* begin Data for this exercise *

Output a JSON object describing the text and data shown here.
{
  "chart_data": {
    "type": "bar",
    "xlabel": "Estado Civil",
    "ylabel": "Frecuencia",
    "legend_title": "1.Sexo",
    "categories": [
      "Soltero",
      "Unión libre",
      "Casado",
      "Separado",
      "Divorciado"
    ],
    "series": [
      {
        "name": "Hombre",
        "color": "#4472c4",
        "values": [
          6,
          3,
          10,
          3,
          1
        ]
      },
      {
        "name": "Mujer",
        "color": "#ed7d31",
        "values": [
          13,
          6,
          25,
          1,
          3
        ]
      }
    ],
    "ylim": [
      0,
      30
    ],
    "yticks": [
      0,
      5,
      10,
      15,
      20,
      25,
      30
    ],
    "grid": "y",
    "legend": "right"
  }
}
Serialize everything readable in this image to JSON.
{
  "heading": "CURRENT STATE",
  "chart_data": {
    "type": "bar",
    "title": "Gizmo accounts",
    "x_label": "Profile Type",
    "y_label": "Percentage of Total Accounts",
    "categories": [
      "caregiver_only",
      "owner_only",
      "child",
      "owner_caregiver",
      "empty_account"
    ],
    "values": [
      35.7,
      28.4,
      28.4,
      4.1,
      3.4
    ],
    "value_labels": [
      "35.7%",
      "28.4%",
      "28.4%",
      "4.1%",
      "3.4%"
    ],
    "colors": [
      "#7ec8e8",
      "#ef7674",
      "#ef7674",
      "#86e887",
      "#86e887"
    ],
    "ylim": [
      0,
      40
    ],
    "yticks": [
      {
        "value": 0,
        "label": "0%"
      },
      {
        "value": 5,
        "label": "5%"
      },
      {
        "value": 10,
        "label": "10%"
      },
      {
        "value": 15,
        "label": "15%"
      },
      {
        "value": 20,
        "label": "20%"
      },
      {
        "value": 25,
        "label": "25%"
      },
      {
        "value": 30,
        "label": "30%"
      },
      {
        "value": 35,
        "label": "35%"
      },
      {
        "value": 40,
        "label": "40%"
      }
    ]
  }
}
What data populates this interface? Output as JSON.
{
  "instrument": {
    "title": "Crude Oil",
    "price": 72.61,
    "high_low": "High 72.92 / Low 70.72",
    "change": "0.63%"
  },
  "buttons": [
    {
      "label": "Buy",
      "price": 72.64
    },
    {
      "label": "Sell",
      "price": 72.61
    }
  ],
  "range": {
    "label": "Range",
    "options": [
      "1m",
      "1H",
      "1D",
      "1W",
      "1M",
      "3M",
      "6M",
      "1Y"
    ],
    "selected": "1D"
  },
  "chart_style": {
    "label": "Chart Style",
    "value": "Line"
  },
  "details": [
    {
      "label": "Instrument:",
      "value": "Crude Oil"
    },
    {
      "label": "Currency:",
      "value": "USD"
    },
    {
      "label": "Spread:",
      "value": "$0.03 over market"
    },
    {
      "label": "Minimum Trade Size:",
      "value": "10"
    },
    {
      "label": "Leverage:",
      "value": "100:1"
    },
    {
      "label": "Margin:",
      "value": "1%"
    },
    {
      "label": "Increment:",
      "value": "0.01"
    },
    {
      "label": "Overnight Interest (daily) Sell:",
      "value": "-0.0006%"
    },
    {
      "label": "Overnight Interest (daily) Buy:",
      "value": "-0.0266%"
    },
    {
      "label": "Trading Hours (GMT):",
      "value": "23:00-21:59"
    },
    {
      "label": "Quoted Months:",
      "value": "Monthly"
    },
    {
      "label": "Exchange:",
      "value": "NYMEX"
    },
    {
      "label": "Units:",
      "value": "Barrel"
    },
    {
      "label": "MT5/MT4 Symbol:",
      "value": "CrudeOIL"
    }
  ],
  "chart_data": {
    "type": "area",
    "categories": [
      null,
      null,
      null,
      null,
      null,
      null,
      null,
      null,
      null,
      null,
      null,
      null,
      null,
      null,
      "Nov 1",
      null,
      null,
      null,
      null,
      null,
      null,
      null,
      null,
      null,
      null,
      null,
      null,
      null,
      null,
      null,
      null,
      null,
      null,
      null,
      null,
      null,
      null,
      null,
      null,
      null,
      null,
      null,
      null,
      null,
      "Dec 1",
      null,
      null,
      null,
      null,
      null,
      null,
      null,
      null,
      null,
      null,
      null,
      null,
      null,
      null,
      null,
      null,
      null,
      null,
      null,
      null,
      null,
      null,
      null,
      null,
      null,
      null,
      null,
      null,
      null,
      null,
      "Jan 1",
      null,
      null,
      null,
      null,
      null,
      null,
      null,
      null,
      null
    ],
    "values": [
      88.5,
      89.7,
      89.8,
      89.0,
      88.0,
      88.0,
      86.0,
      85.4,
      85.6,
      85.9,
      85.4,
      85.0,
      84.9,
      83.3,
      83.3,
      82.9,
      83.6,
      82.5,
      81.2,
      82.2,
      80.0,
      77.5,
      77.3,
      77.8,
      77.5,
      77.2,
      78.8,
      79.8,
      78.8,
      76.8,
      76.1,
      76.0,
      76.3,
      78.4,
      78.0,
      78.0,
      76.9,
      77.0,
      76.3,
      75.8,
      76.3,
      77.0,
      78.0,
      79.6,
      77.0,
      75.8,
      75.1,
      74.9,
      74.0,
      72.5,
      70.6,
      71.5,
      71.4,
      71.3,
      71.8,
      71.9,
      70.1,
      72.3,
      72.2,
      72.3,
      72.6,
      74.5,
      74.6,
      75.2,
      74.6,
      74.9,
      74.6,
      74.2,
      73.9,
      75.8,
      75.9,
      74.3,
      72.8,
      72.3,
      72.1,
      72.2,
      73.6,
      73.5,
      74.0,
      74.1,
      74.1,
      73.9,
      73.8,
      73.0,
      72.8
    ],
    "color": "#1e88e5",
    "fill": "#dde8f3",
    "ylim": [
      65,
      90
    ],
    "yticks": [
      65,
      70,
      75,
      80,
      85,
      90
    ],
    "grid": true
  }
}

* end Data for this exercise *

• [Given exercise]:
Show, from the material above, each line that includes the string "Interest".

• [Written solution]:
      "label": "Overnight Interest (daily) Sell:",
      "label": "Overnight Interest (daily) Buy:",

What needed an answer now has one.